*** Opening of Extract provided ***

And it’s jam-packed with incredible stories. Whether she’s telling off A. J. Foyt for being rude to Jim Clark or advising Shirley Muldowney to be a little bit softer in front of her fans, Vaughn epitomizes a person who carried herself with charm, grace, and empathy, who knew she was there to do a job but who also took it upon herself to adopt the whole racing world as members of her family along the way.


She did it, though, by flaunting what she’d call her “God-given assets” in form-fitting outfits and miniskirts.

In many ways, Vaughn was the original “grid girl,” though I think she might balk at the name. Yes, she was attending races and auto shows to use her good looks to sell a product — but I think what differentiates her from the nameless women that used to hold grid position signs for Formula One drivers is the fact that it was, predominantly, her personality that did the heavy lifting. She caught your eye with her bouffant hair and sequined dresses, sure, but she reeled you in with a stunning memory that would never forget your face, your name, or to ask about how your family is doing. You’d buy a Hurst shifter, not because you thought Vaughn was pretty, but because she made you feel like a friend.

*** Close of Extract provided ***
*** Opening of Information given ***

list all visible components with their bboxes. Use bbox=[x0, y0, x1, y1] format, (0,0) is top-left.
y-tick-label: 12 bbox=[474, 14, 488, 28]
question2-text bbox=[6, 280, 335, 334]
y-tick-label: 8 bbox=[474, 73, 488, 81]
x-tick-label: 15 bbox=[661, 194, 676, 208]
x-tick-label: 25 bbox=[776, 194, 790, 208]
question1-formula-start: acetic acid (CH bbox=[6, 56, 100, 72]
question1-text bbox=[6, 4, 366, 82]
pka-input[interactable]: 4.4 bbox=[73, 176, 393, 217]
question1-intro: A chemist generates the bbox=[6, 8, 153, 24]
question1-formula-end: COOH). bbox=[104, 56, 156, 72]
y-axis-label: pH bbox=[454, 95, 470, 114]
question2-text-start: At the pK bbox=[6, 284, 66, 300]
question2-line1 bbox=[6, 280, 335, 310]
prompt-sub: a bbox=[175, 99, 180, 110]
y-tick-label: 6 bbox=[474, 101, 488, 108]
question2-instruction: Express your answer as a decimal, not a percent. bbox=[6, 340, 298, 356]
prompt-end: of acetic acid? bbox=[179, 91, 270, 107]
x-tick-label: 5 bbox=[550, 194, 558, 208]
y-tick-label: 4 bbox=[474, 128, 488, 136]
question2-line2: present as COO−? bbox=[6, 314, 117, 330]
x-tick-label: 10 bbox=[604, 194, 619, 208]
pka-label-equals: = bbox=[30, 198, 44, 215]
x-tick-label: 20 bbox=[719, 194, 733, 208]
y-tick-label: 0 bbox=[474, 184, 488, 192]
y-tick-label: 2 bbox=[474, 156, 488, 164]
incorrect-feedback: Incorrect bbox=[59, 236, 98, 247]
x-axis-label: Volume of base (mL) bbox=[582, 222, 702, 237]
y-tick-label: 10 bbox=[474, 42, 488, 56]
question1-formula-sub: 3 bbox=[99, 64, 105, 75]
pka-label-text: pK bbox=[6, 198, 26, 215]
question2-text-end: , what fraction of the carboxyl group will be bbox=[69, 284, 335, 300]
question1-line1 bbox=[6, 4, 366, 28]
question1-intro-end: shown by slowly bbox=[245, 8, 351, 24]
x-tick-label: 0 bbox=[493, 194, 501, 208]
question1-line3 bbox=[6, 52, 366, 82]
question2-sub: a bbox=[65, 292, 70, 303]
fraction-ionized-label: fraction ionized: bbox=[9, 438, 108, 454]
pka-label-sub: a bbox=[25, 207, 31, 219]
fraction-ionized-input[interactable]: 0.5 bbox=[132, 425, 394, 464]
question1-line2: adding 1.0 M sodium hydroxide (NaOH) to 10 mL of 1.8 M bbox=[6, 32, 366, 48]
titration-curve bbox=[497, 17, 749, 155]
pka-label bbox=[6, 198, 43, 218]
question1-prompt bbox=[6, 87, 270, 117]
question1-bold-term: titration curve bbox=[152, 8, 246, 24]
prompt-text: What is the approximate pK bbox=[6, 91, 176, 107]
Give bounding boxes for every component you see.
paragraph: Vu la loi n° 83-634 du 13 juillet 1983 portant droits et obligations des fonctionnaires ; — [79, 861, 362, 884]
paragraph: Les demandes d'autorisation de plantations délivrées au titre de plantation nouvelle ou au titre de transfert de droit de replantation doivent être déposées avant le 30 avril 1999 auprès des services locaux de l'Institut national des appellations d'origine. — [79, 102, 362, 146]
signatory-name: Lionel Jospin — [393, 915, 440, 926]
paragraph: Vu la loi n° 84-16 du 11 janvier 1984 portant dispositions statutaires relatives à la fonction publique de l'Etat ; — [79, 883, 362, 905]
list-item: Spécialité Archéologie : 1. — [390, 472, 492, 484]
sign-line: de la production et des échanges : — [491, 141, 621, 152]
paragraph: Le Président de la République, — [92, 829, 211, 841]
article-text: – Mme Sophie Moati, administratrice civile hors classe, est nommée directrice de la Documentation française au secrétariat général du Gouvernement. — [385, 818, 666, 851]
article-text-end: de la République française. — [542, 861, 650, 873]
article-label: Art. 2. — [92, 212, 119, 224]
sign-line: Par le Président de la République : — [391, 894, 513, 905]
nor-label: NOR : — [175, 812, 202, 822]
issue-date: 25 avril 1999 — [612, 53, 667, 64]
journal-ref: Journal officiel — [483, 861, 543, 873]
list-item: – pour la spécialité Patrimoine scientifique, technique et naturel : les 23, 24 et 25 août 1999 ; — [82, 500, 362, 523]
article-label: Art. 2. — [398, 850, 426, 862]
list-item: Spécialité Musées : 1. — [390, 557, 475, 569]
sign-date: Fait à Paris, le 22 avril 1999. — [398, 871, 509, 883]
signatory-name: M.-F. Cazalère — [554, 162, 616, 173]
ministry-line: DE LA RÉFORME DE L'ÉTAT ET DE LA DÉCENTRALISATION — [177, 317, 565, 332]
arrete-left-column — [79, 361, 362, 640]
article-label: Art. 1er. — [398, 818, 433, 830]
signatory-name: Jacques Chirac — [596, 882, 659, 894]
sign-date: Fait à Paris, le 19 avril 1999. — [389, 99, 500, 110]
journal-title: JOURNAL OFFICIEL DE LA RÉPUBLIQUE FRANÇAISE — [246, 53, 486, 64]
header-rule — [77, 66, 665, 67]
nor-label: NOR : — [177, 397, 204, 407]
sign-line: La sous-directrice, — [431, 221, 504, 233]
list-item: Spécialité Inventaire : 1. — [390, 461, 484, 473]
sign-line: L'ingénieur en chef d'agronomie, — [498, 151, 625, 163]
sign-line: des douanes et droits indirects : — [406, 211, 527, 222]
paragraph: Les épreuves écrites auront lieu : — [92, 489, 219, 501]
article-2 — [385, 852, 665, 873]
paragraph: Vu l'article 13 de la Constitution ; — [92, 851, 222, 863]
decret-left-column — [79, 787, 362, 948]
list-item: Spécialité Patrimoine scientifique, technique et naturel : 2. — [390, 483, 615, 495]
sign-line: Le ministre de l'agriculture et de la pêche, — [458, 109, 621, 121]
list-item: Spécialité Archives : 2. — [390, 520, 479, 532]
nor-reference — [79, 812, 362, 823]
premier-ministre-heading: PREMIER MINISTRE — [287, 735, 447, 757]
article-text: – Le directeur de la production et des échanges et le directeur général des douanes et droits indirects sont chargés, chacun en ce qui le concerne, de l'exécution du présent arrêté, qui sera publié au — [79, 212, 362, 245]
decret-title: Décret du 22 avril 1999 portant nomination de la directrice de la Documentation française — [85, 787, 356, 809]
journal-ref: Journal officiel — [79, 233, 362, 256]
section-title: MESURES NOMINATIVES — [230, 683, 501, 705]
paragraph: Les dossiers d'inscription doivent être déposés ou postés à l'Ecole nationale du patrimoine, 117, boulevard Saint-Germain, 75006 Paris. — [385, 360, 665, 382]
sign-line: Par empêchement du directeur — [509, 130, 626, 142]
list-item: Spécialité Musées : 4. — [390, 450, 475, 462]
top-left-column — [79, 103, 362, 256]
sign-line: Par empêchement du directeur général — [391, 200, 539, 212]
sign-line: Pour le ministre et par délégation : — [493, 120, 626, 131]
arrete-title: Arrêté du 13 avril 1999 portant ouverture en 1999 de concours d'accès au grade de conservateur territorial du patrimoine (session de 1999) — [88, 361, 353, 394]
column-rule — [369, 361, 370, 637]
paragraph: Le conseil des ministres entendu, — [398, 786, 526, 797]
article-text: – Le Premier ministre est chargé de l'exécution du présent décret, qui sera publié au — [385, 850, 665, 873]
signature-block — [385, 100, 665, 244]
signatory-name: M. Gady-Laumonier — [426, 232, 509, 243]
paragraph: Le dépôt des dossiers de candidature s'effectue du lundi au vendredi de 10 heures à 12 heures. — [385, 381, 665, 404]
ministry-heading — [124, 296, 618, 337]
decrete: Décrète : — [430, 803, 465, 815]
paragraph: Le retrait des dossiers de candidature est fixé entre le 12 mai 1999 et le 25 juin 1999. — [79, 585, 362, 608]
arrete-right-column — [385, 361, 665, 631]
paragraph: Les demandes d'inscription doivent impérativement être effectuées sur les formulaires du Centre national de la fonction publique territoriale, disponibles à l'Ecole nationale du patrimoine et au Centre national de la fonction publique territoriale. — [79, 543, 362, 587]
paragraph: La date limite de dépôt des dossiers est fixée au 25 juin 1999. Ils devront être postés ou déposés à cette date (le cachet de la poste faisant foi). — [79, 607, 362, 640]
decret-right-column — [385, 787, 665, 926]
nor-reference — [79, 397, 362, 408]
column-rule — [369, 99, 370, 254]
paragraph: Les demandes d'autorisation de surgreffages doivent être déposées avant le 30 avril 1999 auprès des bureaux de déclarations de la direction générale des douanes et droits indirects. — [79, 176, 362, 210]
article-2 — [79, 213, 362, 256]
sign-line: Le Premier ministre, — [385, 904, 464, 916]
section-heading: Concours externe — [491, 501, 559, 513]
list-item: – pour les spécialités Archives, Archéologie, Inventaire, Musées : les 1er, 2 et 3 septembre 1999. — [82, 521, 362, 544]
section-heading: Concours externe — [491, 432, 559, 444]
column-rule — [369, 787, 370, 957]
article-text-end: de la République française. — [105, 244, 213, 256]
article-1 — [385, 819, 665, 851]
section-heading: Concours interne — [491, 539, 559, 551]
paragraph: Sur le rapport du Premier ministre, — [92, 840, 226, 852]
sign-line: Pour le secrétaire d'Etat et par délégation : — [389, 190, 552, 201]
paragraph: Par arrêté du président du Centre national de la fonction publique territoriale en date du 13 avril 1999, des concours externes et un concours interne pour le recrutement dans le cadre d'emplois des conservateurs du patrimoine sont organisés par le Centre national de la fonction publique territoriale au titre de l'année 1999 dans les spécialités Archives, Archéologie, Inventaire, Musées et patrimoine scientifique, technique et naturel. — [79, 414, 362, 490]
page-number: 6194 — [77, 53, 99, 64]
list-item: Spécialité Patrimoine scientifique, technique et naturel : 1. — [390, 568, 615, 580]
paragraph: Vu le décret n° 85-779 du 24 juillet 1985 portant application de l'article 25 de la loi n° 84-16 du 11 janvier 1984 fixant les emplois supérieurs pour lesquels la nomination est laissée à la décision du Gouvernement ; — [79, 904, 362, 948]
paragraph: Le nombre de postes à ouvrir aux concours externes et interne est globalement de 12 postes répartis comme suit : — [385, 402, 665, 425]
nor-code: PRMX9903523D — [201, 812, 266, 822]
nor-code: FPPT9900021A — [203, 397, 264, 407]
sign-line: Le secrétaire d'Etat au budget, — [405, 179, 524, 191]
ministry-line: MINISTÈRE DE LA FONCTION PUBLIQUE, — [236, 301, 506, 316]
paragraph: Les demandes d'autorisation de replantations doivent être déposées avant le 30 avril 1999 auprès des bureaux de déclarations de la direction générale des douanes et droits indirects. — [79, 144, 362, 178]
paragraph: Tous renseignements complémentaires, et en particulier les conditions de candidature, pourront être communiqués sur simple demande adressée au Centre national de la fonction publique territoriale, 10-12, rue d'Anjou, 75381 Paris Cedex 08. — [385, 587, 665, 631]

*** Close of Information given ***

Task set:
**1.** Answer these from the passage about Vaughn:
(a) Whom had A. J. Foyt been rude to when Vaughn told him off?
(b) What did Vaughn advise Shirley Muldowney to do?
(c) What product does the passage say you'd buy because Vaughn made you feel like a friend?
**2.** In one to three sentences, explain how the passage about Vaughn says she differed from the nameless women who held grid position signs for Formula One drivers.
**3.** Go on with the passage about Vaughn, starting after its last sentence.

Exercise answers:
**1.**
(a) Jim Clark.
(b) To be a little bit softer in front of her fans.
(c) A Hurst shifter.

**2.** Her looks caught people's eye, but her personality did most of the work. She had a memory that never forgot a person's face or name and always asked about their family. People bought from her because she made them feel like a friend, not because she was pretty.

**3.**
Vaughn paved the way when it came to blending modeling and marketing in motorsport. Hurst encouraged her to make her own decisions, and as she states multiple times, she wanted to do it in a classy, family-friendly way. Vaughn rarely wore an outfit that her mother didn’t make for her, and if mom didn’t approve of it, she didn’t wear it. She took pride in her body and her flirtatious nature, but she drew hard lines when it came to how she was treated; there’s many a story in her book about shutting handsy men down, either verbally or physically. She had presence, she was known, and she commanded respect.

I’ve long been against the concept of grid girls or promo girls. It doesn’t sit well with me that we use the female body as a tool to sell something, and I’ve argued many times that it reinforces the negative perceptions of women in motorsport. At the same time, I don’t think the specific grid girls themselves are wrong for choosing it as part of their job, because who wouldn’t want to have that experience? It’s long been a personal battle of understanding for me, and while I generally fall on the side of “we don’t need boobs to make people care about racing,” I also worry that it’s not just some internalized misogyny flaring up.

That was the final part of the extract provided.